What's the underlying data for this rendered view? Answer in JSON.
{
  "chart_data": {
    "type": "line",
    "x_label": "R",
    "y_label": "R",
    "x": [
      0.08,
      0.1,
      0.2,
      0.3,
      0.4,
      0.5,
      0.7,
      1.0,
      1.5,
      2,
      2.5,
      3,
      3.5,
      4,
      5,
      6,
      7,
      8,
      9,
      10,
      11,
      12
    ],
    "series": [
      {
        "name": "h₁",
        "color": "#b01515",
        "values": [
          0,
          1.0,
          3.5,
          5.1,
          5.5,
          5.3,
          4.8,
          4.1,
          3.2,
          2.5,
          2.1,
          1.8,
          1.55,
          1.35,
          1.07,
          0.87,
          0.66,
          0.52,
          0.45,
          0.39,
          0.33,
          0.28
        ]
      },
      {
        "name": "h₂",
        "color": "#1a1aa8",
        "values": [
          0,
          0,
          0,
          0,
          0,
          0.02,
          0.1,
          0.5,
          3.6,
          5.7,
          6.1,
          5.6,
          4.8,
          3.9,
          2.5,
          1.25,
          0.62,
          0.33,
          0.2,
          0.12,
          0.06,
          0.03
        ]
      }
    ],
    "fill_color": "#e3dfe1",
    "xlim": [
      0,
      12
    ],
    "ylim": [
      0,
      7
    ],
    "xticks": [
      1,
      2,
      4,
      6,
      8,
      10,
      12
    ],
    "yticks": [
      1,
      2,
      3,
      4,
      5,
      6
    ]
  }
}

_ _ _ _

Task goal >> All of the entries above should be written out again exactly.

Correct response >>
What's the underlying data for this rendered view? Answer in JSON.
{
  "chart_data": {
    "type": "line",
    "x_label": "R",
    "y_label": "R",
    "x": [
      0.08,
      0.1,
      0.2,
      0.3,
      0.4,
      0.5,
      0.7,
      1.0,
      1.5,
      2,
      2.5,
      3,
      3.5,
      4,
      5,
      6,
      7,
      8,
      9,
      10,
      11,
      12
    ],
    "series": [
      {
        "name": "h₁",
        "color": "#b01515",
        "values": [
          0,
          1.0,
          3.5,
          5.1,
          5.5,
          5.3,
          4.8,
          4.1,
          3.2,
          2.5,
          2.1,
          1.8,
          1.55,
          1.35,
          1.07,
          0.87,
          0.66,
          0.52,
          0.45,
          0.39,
          0.33,
          0.28
        ]
      },
      {
        "name": "h₂",
        "color": "#1a1aa8",
        "values": [
          0,
          0,
          0,
          0,
          0,
          0.02,
          0.1,
          0.5,
          3.6,
          5.7,
          6.1,
          5.6,
          4.8,
          3.9,
          2.5,
          1.25,
          0.62,
          0.33,
          0.2,
          0.12,
          0.06,
          0.03
        ]
      }
    ],
    "fill_color": "#e3dfe1",
    "xlim": [
      0,
      12
    ],
    "ylim": [
      0,
      7
    ],
    "xticks": [
      1,
      2,
      4,
      6,
      8,
      10,
      12
    ],
    "yticks": [
      1,
      2,
      3,
      4,
      5,
      6
    ]
  }
}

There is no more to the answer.